* **Task objective**: Of the lines in the listing, how many include the string "name"? Write the number and nothing else.
========
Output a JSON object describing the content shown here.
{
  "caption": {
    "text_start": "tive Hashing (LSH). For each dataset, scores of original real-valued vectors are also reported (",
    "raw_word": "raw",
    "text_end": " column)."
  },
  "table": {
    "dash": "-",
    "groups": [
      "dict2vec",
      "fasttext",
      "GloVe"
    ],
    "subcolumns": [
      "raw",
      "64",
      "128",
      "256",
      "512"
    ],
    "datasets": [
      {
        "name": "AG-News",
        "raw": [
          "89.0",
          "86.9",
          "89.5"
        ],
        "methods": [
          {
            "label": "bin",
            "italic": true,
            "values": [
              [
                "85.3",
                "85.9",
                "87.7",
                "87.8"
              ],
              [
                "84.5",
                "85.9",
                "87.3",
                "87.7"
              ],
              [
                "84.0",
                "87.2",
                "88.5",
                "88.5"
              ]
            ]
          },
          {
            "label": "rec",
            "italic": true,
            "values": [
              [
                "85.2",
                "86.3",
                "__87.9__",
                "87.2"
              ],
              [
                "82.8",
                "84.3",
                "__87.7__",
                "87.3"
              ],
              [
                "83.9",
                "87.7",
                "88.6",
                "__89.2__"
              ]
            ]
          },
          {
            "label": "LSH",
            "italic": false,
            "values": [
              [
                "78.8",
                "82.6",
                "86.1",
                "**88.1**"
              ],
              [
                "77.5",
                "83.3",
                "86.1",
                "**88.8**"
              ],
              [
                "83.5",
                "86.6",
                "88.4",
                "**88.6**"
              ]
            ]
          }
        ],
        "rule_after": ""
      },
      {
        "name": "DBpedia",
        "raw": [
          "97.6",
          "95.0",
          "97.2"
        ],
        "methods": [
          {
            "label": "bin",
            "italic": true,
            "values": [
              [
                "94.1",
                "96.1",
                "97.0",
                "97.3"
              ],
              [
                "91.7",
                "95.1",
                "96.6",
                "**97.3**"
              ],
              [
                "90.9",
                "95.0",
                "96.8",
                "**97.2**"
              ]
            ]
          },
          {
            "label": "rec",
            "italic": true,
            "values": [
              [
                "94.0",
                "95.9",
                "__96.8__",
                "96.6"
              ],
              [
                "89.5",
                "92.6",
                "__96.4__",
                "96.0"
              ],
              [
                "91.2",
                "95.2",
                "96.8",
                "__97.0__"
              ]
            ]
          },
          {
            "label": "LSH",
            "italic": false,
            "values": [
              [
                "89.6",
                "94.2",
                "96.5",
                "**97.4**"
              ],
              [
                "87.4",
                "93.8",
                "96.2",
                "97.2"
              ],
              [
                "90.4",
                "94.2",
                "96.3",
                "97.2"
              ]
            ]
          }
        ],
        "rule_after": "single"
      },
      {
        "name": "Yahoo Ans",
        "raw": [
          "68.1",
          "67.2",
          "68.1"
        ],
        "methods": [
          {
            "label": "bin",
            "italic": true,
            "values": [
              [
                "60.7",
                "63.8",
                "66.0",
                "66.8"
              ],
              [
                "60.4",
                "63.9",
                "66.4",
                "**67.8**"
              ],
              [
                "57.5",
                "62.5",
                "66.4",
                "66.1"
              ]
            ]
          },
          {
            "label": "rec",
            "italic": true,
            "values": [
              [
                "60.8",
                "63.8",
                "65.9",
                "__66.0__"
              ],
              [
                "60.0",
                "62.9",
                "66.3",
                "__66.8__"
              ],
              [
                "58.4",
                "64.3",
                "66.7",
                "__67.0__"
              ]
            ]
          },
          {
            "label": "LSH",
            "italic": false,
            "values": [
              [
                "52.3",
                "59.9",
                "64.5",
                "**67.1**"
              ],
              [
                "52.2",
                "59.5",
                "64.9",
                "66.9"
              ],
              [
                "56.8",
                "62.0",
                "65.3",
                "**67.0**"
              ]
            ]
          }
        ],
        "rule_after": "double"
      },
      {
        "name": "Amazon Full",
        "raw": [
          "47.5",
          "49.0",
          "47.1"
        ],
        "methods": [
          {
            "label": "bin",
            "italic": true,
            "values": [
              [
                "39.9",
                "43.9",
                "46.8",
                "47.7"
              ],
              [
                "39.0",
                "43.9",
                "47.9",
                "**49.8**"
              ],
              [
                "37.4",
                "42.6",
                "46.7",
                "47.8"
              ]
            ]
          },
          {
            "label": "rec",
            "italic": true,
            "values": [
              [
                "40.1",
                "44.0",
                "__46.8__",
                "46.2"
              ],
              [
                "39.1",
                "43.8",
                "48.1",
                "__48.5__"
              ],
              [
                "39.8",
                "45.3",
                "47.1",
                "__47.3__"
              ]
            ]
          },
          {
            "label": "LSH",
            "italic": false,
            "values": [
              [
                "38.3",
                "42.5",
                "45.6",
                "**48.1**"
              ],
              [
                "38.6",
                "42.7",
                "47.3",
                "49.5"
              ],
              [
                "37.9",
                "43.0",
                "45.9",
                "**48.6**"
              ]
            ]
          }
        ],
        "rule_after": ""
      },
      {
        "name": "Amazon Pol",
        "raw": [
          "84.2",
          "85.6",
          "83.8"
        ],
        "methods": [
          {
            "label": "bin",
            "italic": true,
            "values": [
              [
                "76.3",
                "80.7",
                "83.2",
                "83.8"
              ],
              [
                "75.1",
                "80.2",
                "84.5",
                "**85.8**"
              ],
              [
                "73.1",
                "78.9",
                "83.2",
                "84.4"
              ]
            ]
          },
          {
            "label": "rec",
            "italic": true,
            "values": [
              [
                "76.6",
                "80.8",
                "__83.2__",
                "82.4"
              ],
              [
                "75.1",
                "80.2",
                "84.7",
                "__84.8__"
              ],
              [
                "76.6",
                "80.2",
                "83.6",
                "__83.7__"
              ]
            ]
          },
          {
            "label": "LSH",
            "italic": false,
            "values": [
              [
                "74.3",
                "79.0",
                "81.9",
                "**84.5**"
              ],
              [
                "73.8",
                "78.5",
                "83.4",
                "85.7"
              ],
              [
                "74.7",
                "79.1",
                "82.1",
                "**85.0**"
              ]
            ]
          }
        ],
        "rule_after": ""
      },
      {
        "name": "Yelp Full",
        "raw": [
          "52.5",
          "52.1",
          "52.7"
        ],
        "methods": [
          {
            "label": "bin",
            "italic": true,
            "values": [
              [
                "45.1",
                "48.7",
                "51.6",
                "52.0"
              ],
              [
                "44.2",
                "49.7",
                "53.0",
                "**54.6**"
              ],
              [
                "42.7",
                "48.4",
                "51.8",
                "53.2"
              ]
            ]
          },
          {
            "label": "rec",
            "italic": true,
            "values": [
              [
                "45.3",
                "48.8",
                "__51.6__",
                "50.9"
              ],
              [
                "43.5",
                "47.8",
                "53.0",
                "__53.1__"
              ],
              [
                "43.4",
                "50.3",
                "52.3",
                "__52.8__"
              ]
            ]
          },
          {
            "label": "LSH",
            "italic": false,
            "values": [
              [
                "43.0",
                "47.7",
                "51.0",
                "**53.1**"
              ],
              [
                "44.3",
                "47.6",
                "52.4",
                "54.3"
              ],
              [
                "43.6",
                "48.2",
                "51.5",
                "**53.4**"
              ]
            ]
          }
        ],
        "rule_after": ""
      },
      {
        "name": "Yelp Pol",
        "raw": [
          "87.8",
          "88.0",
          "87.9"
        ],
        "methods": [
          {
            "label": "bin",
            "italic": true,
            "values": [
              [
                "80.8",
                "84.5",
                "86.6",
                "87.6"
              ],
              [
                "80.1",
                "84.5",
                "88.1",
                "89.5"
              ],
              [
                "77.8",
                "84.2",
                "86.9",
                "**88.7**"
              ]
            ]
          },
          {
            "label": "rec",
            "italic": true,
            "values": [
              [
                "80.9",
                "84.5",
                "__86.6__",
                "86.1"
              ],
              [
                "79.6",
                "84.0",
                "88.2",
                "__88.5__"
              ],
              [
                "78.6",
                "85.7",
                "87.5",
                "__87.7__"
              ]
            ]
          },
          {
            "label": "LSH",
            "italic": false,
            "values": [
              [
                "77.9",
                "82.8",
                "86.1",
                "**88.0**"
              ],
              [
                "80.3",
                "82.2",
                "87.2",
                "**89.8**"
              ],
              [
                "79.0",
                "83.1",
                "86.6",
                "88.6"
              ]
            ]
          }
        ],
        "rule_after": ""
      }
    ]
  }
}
========
* **Written answer**: 7